* Extracted records:
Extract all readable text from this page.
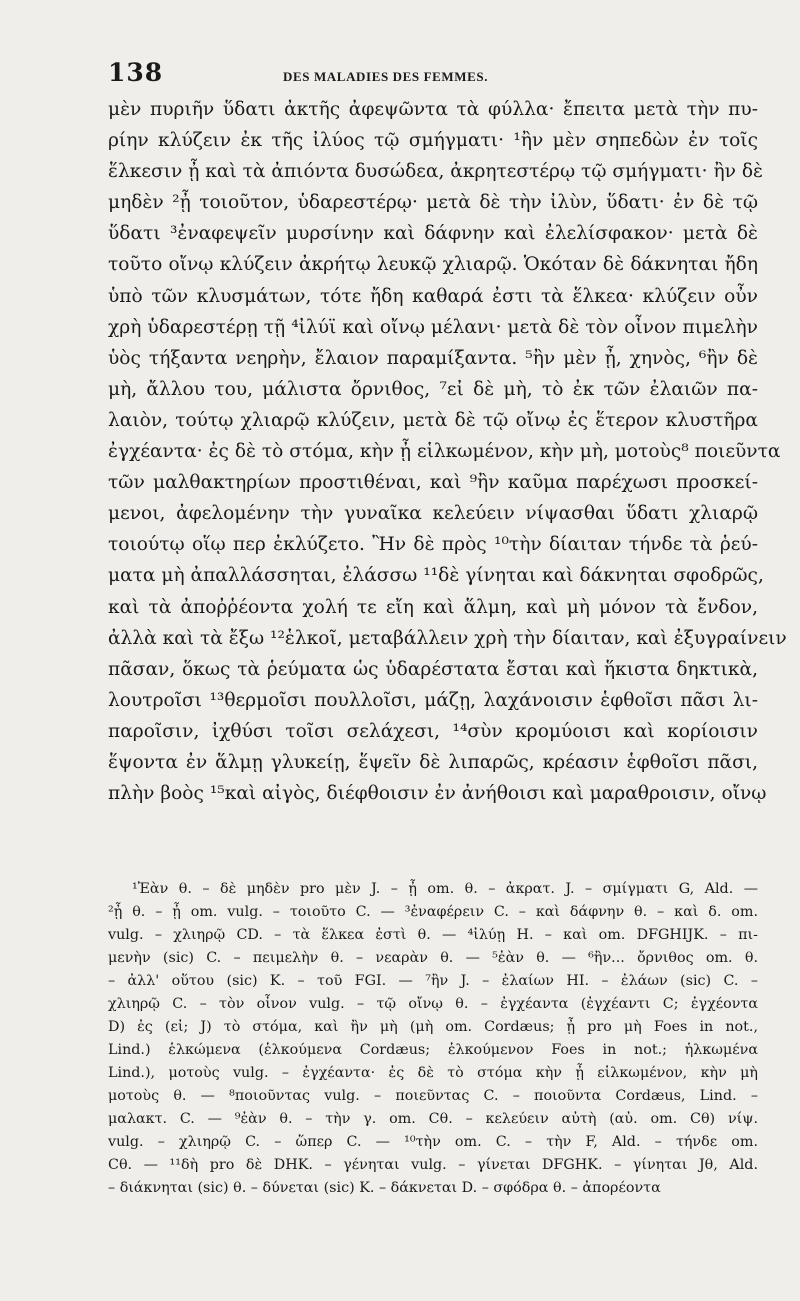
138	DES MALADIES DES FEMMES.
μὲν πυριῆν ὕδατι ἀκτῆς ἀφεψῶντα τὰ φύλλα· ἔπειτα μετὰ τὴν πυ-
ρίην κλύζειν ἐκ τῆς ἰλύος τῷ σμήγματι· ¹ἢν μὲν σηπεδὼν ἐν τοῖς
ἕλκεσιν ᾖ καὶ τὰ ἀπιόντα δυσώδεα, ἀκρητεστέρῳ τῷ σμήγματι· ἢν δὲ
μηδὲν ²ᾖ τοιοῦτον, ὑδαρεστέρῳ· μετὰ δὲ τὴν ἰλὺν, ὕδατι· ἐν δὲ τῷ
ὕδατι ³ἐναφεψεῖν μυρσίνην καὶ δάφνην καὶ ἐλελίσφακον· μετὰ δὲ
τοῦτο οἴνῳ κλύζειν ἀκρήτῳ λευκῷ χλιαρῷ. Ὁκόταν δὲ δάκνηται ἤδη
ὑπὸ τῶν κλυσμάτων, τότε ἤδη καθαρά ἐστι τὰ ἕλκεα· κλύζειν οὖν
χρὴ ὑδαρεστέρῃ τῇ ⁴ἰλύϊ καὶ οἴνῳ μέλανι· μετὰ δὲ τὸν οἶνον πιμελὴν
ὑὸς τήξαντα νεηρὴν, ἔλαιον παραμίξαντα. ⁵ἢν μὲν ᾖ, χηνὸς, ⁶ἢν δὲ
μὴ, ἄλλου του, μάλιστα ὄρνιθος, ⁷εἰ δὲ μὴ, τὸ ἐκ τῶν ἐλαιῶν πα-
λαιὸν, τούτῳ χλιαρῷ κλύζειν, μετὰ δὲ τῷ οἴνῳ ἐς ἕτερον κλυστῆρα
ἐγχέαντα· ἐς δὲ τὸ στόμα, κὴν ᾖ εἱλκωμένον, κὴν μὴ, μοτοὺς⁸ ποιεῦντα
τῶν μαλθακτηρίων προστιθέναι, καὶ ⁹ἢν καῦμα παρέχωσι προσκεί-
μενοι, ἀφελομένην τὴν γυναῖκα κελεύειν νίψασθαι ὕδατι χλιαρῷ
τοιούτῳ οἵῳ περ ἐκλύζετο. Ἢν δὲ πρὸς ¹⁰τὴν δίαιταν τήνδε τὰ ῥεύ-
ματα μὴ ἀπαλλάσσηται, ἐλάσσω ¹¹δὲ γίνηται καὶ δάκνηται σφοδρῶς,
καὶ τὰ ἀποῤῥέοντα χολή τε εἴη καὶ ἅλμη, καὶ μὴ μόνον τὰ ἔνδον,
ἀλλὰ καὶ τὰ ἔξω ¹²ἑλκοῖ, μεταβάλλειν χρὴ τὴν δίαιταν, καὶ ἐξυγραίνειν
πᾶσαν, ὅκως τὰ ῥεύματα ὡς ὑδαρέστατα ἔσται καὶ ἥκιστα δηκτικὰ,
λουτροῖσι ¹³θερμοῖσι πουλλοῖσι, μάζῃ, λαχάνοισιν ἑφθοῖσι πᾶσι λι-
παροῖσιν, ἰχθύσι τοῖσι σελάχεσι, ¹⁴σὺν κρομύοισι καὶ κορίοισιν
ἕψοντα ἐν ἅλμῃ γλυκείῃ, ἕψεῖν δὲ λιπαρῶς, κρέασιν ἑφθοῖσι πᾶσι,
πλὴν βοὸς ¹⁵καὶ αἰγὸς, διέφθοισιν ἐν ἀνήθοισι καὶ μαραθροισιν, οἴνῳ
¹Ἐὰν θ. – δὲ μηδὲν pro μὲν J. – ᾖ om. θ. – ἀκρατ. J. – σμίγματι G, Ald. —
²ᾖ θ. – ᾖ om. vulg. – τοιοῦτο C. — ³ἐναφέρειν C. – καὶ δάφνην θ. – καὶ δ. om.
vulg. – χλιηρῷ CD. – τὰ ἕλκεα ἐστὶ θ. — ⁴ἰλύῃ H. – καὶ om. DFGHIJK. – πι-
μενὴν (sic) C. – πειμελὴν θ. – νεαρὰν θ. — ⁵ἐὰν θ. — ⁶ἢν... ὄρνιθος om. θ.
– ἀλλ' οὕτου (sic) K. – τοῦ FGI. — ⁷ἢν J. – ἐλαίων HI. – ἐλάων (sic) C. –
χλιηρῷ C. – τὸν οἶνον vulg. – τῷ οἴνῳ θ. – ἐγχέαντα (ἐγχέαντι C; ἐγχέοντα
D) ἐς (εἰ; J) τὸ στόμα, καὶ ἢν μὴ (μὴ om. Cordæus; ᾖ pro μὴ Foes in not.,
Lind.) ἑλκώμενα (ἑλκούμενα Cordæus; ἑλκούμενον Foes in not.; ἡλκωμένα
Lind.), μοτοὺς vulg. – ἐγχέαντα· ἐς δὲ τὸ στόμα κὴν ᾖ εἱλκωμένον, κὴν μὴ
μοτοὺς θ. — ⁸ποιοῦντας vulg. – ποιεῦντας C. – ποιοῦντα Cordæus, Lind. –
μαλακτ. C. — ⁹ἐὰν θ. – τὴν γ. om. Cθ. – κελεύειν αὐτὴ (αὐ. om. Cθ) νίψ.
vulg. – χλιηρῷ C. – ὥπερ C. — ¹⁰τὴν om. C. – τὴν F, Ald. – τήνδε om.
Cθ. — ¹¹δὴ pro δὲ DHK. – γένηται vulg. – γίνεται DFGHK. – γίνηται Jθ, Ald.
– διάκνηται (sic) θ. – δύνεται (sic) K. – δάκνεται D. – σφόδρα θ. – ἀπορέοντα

--

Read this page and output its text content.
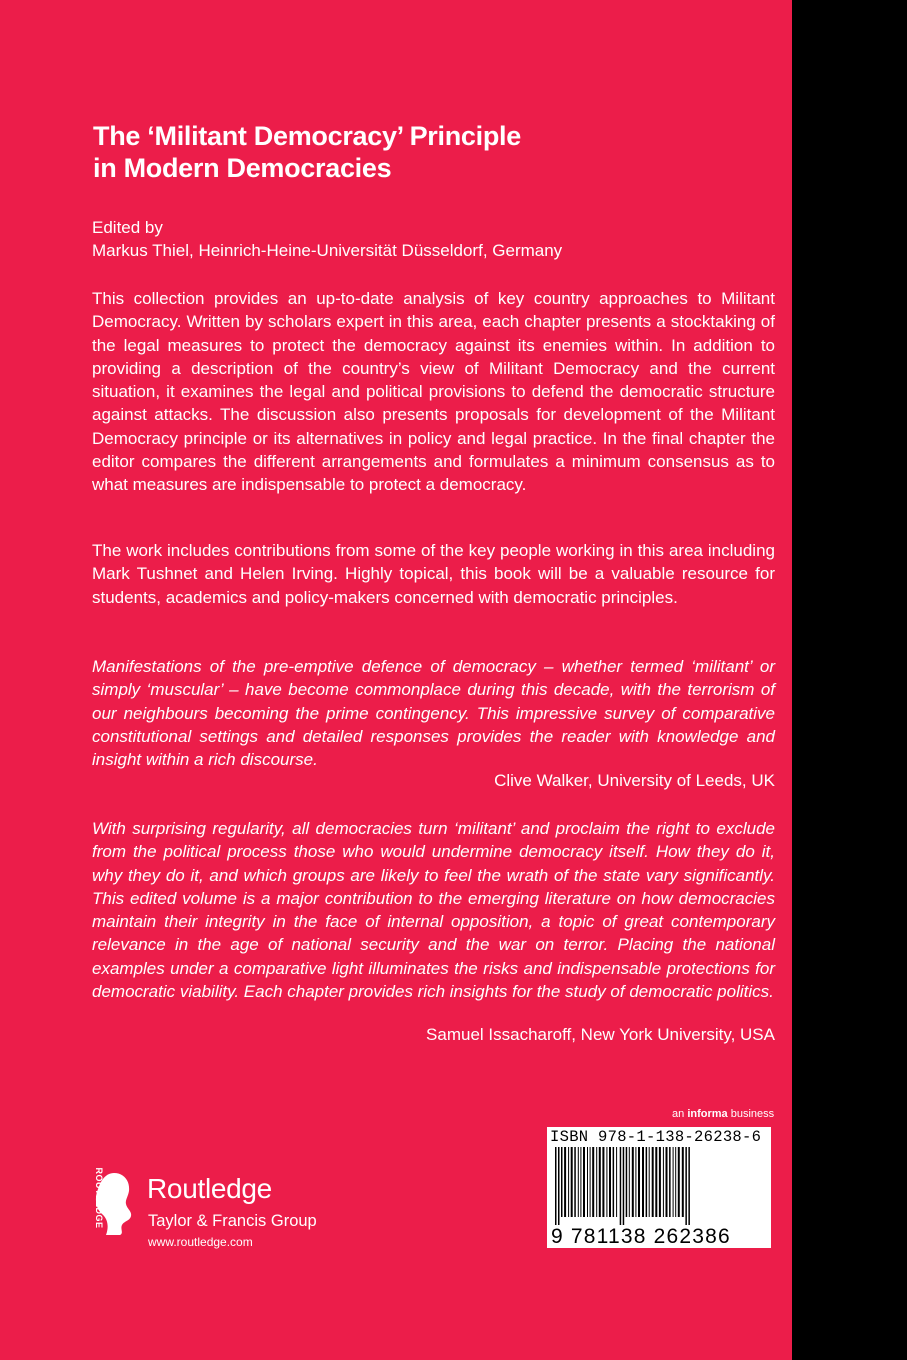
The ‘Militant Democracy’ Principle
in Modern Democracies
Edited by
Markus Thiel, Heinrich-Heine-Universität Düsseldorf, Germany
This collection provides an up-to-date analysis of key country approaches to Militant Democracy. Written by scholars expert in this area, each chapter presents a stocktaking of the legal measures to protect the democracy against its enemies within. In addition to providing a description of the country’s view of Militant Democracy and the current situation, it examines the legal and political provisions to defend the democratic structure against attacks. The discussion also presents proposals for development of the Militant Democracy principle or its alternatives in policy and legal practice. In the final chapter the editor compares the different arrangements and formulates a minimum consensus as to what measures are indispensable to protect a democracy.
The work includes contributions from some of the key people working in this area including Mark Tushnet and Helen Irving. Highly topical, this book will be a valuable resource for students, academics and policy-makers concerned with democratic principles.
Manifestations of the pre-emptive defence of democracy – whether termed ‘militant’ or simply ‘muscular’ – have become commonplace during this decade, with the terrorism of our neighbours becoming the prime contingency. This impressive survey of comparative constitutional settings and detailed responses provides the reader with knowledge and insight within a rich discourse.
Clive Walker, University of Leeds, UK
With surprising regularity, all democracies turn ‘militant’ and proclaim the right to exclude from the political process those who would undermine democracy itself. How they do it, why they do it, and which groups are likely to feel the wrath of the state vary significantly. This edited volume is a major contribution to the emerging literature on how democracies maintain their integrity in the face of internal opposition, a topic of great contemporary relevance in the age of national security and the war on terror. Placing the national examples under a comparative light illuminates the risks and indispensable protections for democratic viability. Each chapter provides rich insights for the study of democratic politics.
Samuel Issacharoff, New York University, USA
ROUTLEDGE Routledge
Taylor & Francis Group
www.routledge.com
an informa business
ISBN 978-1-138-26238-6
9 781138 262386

---

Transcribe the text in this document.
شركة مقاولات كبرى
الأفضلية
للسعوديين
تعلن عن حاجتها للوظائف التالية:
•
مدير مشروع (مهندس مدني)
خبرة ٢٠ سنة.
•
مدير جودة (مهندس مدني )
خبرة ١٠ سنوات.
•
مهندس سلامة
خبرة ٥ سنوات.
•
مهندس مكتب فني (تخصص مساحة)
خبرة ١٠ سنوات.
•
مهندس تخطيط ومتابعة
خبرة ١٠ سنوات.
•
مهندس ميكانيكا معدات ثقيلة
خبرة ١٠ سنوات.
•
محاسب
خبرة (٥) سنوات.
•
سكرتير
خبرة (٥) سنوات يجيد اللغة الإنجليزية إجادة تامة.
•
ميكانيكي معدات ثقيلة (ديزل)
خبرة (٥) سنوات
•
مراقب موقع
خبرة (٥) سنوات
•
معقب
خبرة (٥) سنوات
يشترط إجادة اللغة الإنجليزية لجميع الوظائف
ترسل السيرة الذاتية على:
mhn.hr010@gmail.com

* The problem: Among these entries, how many lines include the string "δάκνηται"? Reply with the number by itself.

* Exercise solution: 2